— Supplied data —

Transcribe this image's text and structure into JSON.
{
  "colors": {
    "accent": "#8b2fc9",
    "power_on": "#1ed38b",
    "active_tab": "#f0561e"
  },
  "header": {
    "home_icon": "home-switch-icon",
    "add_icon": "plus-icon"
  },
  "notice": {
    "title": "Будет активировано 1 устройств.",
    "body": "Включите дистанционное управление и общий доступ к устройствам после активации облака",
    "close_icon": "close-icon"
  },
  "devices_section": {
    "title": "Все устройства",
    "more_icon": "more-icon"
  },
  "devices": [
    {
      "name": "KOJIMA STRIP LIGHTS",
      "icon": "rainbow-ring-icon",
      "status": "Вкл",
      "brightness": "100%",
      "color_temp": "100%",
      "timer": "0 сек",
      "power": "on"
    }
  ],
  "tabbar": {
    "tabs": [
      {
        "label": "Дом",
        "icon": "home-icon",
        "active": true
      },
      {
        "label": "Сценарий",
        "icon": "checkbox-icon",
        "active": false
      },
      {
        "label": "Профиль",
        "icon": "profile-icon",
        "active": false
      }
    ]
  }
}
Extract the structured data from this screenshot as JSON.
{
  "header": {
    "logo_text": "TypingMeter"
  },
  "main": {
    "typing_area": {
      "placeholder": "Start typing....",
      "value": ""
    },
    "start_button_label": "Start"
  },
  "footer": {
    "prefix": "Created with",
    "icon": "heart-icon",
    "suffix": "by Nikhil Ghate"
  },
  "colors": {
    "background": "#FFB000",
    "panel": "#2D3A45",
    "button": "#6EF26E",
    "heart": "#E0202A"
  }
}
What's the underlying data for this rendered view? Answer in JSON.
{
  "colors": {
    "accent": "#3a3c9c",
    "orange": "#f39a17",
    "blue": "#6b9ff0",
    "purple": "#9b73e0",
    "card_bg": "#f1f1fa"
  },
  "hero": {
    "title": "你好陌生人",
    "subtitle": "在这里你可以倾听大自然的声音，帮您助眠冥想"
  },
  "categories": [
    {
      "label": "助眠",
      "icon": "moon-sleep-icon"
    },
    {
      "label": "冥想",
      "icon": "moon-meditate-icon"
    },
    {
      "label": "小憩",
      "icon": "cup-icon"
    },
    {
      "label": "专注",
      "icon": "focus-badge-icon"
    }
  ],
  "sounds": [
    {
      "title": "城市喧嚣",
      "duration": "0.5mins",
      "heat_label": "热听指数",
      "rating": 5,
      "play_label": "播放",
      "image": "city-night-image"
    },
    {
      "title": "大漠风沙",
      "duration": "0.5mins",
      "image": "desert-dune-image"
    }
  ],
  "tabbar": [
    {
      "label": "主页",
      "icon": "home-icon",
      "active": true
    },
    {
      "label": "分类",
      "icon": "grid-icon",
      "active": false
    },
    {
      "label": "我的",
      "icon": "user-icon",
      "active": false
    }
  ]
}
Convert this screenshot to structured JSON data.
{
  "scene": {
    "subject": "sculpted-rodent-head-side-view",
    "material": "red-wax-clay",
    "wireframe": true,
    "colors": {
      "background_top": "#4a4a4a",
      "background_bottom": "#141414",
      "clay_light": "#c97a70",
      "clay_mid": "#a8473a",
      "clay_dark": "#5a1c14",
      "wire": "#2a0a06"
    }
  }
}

— Task instructions —
Every line that holds the string "image" should be returned.

— Correct result —
Transcribe this image's text and structure into JSON.
      "image": "city-night-image"
      "image": "desert-dune-image"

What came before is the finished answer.